DESCRIPTION OF THE TASK: Copy all the entries below exactly, but not the pictures.

SOURCE RECORDS:

---------------

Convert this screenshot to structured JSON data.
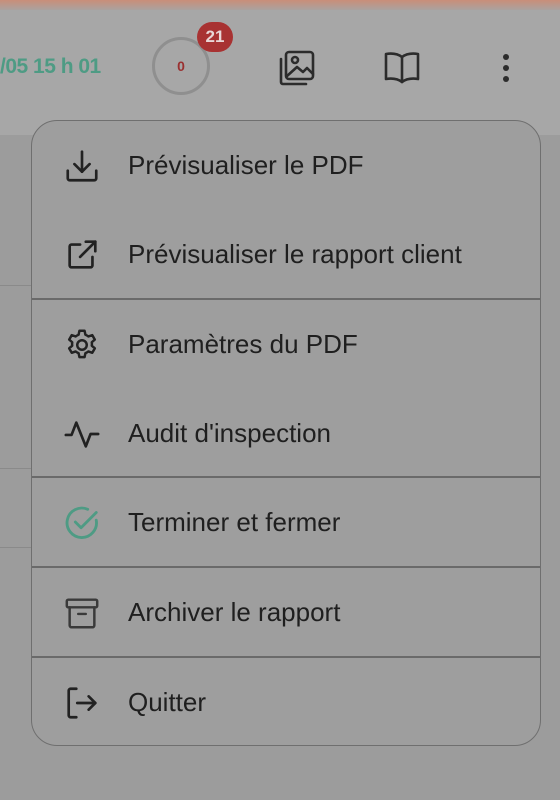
{
  "header": {
    "timestamp": "/05 15 h 01",
    "progress_value": "0",
    "notification_count": "21",
    "icons": [
      "image-gallery-icon",
      "open-book-icon",
      "more-vertical-icon"
    ]
  },
  "menu": {
    "items": [
      {
        "label": "Prévisualiser le PDF",
        "icon": "download-icon"
      },
      {
        "label": "Prévisualiser le rapport client",
        "icon": "external-link-icon"
      },
      {
        "label": "Paramètres du PDF",
        "icon": "gear-icon"
      },
      {
        "label": "Audit d'inspection",
        "icon": "activity-icon"
      },
      {
        "label": "Terminer et fermer",
        "icon": "check-circle-icon"
      },
      {
        "label": "Archiver le rapport",
        "icon": "archive-icon"
      },
      {
        "label": "Quitter",
        "icon": "logout-icon"
      }
    ]
  },
  "colors": {
    "accent_green": "#4e9b84",
    "badge_red": "#a83232",
    "overlay_gray": "#9b9b9b"
  }
}
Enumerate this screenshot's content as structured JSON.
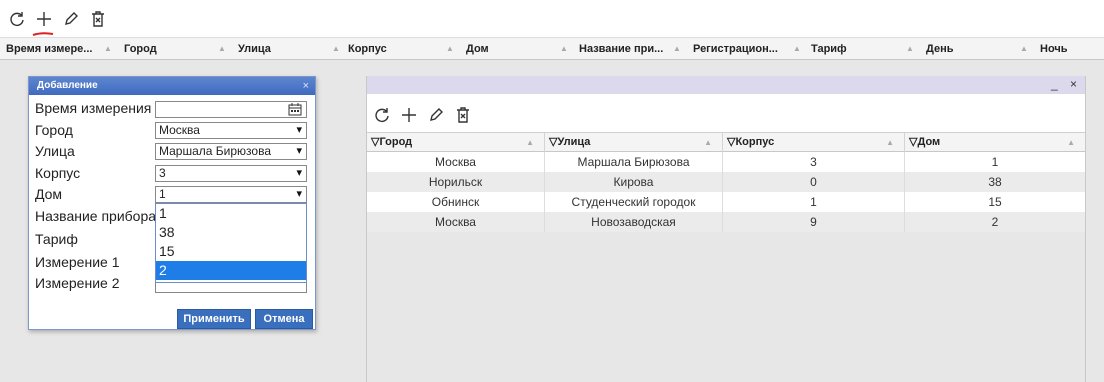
{
  "toolbar": {
    "icons": [
      "refresh-icon",
      "plus-icon",
      "pencil-icon",
      "trash-icon"
    ]
  },
  "main_header": {
    "columns": [
      "Время измере...",
      "Город",
      "Улица",
      "Корпус",
      "Дом",
      "Название при...",
      "Регистрацион...",
      "Тариф",
      "День",
      "Ночь"
    ]
  },
  "dialog": {
    "title": "Добавление",
    "close": "×",
    "labels": [
      "Время измерения",
      "Город",
      "Улица",
      "Корпус",
      "Дом",
      "Название прибора",
      "Тариф",
      "Измерение 1",
      "Измерение 2"
    ],
    "fields": {
      "time": "",
      "city": "Москва",
      "street": "Маршала Бирюзова",
      "building": "3",
      "house": "1"
    },
    "dropdown_options": [
      "1",
      "38",
      "15",
      "2"
    ],
    "dropdown_selected_index": 3,
    "apply_label": "Применить",
    "cancel_label": "Отмена"
  },
  "window": {
    "minimize": "_",
    "close": "×",
    "columns": [
      "Город",
      "Улица",
      "Корпус",
      "Дом"
    ],
    "filter_glyph": "▽",
    "rows": [
      [
        "Москва",
        "Маршала Бирюзова",
        "3",
        "1"
      ],
      [
        "Норильск",
        "Кирова",
        "0",
        "38"
      ],
      [
        "Обнинск",
        "Студенческий городок",
        "1",
        "15"
      ],
      [
        "Москва",
        "Новозаводская",
        "9",
        "2"
      ]
    ]
  },
  "colors": {
    "accent": "#3a6fbd",
    "selection": "#1e7de6",
    "annotation": "#e02020"
  }
}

---------------

CORRECT RESULT:
Convert this screenshot to structured JSON data.
{
  "header": {
    "timestamp": "/05 15 h 01",
    "progress_value": "0",
    "notification_count": "21",
    "icons": [
      "image-gallery-icon",
      "open-book-icon",
      "more-vertical-icon"
    ]
  },
  "menu": {
    "items": [
      {
        "label": "Prévisualiser le PDF",
        "icon": "download-icon"
      },
      {
        "label": "Prévisualiser le rapport client",
        "icon": "external-link-icon"
      },
      {
        "label": "Paramètres du PDF",
        "icon": "gear-icon"
      },
      {
        "label": "Audit d'inspection",
        "icon": "activity-icon"
      },
      {
        "label": "Terminer et fermer",
        "icon": "check-circle-icon"
      },
      {
        "label": "Archiver le rapport",
        "icon": "archive-icon"
      },
      {
        "label": "Quitter",
        "icon": "logout-icon"
      }
    ]
  },
  "colors": {
    "accent_green": "#4e9b84",
    "badge_red": "#a83232",
    "overlay_gray": "#9b9b9b"
  }
}
Enumerate this screenshot's content as structured JSON.
{
  "toolbar": {
    "icons": [
      "refresh-icon",
      "plus-icon",
      "pencil-icon",
      "trash-icon"
    ]
  },
  "main_header": {
    "columns": [
      "Время измере...",
      "Город",
      "Улица",
      "Корпус",
      "Дом",
      "Название при...",
      "Регистрацион...",
      "Тариф",
      "День",
      "Ночь"
    ]
  },
  "dialog": {
    "title": "Добавление",
    "close": "×",
    "labels": [
      "Время измерения",
      "Город",
      "Улица",
      "Корпус",
      "Дом",
      "Название прибора",
      "Тариф",
      "Измерение 1",
      "Измерение 2"
    ],
    "fields": {
      "time": "",
      "city": "Москва",
      "street": "Маршала Бирюзова",
      "building": "3",
      "house": "1"
    },
    "dropdown_options": [
      "1",
      "38",
      "15",
      "2"
    ],
    "dropdown_selected_index": 3,
    "apply_label": "Применить",
    "cancel_label": "Отмена"
  },
  "window": {
    "minimize": "_",
    "close": "×",
    "columns": [
      "Город",
      "Улица",
      "Корпус",
      "Дом"
    ],
    "filter_glyph": "▽",
    "rows": [
      [
        "Москва",
        "Маршала Бирюзова",
        "3",
        "1"
      ],
      [
        "Норильск",
        "Кирова",
        "0",
        "38"
      ],
      [
        "Обнинск",
        "Студенческий городок",
        "1",
        "15"
      ],
      [
        "Москва",
        "Новозаводская",
        "9",
        "2"
      ]
    ]
  },
  "colors": {
    "accent": "#3a6fbd",
    "selection": "#1e7de6",
    "annotation": "#e02020"
  }
}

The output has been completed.